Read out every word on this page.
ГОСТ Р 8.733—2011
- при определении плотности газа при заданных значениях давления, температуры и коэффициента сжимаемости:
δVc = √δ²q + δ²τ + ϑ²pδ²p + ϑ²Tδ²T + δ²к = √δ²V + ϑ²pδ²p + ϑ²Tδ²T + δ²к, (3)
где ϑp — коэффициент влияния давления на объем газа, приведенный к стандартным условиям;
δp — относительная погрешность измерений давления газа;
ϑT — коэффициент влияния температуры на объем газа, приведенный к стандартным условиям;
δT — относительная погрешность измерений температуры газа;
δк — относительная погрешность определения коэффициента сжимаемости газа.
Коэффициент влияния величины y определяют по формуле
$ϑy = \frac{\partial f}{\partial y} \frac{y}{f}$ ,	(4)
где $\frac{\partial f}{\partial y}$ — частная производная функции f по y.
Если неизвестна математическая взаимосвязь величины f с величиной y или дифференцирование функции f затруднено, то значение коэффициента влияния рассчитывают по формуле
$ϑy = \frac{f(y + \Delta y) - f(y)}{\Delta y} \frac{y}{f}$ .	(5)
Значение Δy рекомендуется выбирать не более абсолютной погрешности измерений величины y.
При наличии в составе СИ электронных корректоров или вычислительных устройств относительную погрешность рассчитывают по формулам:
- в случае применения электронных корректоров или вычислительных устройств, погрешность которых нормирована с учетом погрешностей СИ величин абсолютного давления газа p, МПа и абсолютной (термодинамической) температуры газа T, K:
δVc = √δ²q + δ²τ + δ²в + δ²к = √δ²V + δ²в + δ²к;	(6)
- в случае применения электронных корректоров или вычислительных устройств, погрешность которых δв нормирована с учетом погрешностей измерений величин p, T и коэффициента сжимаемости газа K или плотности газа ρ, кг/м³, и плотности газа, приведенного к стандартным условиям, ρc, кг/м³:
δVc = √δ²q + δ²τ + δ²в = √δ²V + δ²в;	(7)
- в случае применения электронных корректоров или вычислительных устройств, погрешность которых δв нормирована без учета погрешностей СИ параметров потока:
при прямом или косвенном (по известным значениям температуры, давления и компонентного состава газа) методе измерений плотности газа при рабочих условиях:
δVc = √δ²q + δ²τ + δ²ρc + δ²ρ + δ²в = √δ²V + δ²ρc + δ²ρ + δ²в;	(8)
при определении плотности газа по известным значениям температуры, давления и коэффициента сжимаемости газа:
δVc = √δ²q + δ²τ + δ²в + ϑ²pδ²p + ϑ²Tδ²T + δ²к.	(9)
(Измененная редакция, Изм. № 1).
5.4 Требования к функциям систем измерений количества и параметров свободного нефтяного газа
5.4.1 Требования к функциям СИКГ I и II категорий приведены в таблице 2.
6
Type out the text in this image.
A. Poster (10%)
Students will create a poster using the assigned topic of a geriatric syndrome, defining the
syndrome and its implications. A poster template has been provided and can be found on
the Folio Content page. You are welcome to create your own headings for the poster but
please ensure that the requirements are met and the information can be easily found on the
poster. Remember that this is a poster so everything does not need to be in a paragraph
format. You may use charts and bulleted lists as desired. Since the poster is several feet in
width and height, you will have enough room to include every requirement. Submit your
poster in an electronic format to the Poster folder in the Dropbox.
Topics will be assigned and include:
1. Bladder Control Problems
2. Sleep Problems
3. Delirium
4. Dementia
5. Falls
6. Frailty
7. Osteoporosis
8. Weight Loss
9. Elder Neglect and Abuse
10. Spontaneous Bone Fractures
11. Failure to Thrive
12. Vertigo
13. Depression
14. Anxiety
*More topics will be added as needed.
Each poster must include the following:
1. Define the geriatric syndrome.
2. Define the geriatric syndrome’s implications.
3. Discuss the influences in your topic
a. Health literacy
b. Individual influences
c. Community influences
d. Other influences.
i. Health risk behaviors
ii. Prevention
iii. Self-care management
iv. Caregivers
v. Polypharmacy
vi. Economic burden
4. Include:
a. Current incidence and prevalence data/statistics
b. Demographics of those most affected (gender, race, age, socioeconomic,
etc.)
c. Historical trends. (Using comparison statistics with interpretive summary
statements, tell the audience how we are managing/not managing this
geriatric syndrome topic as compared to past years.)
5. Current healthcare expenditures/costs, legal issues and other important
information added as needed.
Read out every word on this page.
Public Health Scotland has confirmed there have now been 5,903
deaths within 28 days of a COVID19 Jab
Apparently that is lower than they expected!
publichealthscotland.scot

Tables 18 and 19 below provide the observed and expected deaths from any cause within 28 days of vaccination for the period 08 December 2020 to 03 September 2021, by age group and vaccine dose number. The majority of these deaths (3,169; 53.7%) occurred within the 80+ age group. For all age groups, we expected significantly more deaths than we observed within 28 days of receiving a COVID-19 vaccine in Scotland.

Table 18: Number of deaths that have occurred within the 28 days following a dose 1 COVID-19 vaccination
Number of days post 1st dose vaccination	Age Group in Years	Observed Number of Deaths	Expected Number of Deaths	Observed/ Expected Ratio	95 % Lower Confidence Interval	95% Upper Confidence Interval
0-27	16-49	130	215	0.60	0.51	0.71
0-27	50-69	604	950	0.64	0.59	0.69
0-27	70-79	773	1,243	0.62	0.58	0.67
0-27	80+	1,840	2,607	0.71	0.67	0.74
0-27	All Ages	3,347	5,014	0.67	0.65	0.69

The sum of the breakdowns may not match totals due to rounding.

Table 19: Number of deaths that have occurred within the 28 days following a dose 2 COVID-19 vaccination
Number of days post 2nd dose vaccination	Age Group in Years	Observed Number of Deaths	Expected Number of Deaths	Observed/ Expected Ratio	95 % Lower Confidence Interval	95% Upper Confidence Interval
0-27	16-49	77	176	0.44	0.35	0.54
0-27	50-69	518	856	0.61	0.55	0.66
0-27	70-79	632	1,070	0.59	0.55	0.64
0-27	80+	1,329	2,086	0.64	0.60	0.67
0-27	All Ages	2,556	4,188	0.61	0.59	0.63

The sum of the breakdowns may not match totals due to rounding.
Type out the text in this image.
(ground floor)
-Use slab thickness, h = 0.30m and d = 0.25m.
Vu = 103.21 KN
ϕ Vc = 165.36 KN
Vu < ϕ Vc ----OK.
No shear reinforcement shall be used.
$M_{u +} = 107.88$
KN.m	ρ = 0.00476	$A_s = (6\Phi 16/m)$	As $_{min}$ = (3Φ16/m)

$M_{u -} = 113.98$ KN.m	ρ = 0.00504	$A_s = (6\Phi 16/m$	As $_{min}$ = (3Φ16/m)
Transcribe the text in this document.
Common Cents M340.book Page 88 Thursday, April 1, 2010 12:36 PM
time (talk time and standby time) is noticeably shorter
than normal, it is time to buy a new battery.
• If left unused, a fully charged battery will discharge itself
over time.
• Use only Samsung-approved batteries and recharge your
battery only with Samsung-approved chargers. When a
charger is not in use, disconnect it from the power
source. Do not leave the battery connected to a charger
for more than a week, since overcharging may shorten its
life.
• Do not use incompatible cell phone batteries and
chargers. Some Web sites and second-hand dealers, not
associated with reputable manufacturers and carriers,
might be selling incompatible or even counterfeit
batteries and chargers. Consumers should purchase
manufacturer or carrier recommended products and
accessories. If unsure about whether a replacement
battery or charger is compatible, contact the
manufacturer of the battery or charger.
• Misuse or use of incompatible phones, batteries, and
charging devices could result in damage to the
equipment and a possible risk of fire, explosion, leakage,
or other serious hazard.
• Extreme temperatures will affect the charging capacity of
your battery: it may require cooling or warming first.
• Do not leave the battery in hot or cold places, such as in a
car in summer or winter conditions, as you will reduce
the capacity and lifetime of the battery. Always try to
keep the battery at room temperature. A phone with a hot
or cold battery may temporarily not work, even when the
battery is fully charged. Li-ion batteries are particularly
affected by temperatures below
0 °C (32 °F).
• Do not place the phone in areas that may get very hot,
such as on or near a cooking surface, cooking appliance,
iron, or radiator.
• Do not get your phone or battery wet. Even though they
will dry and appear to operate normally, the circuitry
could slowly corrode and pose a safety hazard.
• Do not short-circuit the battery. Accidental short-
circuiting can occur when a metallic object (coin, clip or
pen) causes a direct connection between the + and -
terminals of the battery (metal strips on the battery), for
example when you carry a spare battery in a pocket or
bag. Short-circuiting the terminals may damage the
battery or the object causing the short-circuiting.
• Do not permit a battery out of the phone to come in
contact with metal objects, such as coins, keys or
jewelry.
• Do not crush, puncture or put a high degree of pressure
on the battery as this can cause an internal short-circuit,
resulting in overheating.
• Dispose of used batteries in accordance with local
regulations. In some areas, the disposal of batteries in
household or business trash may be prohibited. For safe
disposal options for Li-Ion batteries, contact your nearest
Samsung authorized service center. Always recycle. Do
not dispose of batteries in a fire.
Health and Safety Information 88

(Work to do) Show all lines from the listing above in which "Samsung" appears.

(Task result)
• Use only Samsung-approved batteries and recharge your
battery only with Samsung-approved chargers. When a
Samsung authorized service center. Always recycle. Do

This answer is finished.